> Reading text
What if a trusted friend were to tell you about an investment where you could not possibly go wrong...what would be your reaction? And what if there was a virtual mountain of credible information that supported the investment claims...wouldn't you be inclined to take advantage of the opportunity and not miss out on the rewards? Although the answer to these questions seems apparent, when it comes to investing in our health and quality of life we often choose to ignore what obviously works. Take for example, exercise...

Physical fitness may be the ultimate investment opportunity. Think of it this way. If you are willing to make the commitment (investment), you will feel and look healthier, have an abundance of energy, be more self-confident, more productive and discover a more joyous and fulfilling life. These are rewards that money cannot buy and the substance of high quality living. And, the investment of exercise becomes even more attractive when you consider that there is absolutely no down-side risk. You have everything to gain and nothing to lose. How much better can it get? How many times can you remember ever having a better offer? The honest answer is probably never, and yet many of us fail to act on this extraordinary opportunity. We simply choose to procrastinate or ignore the proven benefits of exercise!

Here are a few reasons that sometimes inhibit our willingness to "step out" and make a change or take a chance:

- Sometimes our vision gets clouded. We lose tract of what is really important. When this happens, it's time to forget the trees and look at the forest. Try to focus on exactly what you are trying to accomplish. Sometimes we get so caught up in the detail that I forget where I'm going.

> Directions for this task
Please pick up the piece on exercise as an investment after its last sentence and keep writing it.

> Source excerpt

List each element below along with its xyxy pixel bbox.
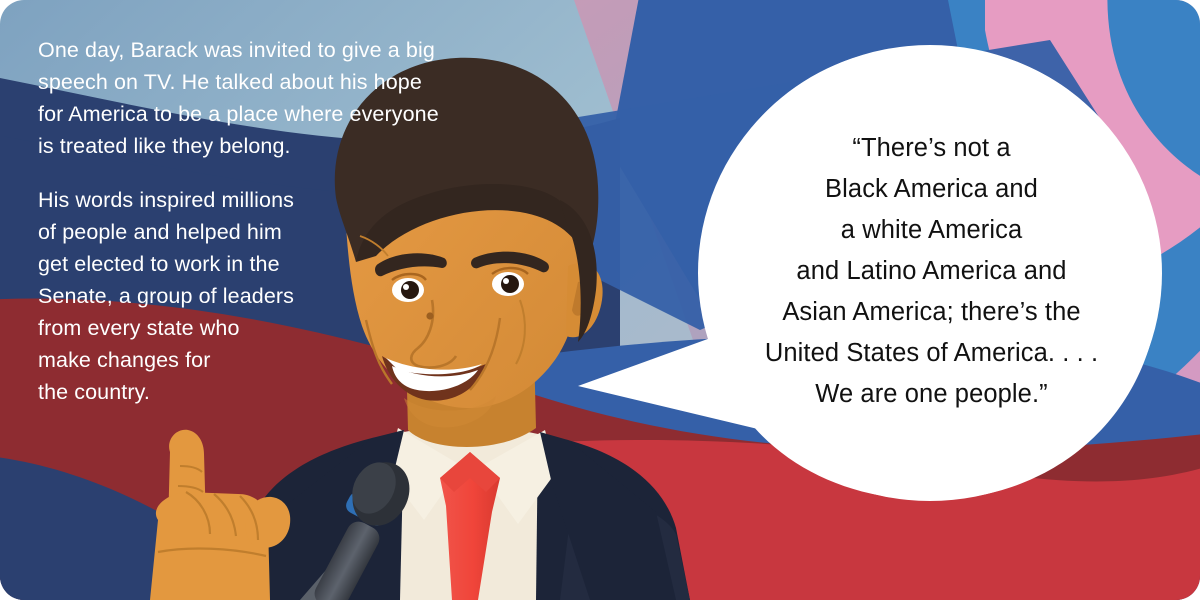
storybook-page: One day, Barack was invited to give a bi… — [0, 0, 1200, 600]
illustration-artwork — [0, 0, 1200, 600]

> Exercise output
- If we look at the "big" picture, it can seem overwhelming. And the bigger the task, the more overwhelming it can seem. Break the task apart into smaller pieces. Want to lose 50 pounds? Go for 10 pounds, five at a time! Need to start an exercise program? Begin with short, simple exercises and slowly expand your routine. The absolute worse approach to exercise is to overdo it when first starting the program. We seem to have this all or none mindset where we end up killing ourselves the first few times out. We end up stiff, tired, disillusioned, and then quit. Moderation is the key.

- Have you ever not wanted to start something for fear of failure? Take the first step and acknowledge the fear, then the next step will come easier. Fear of the unknown scares us so much we don't want to even begin. Once fears are acknowledged, they usually quiet down. Taking the first step allows us to go past the fear and on to the next step.

- Sometimes we start to think that a task is unpleasant or boring. Just like any other activity, this can also be true for exercise. There are days when we just plain lack the enthusiasm and motivation to continue. It's part of human nature. On days like these focus on 'why' you are doing it. Think about all the people you care about and who may need and rely on you. What would happen if you became ill or disabled and was unable to work for a period of time, or worse, if you were out of the picture completely. How would things change? If something happened tomorrow, how would your family or business manage without you? What do you want your life to be like in the future? There are many tasks or chores we do, that we may not like, but are necessary to live a happen and productive life. Focus on the bigger picture.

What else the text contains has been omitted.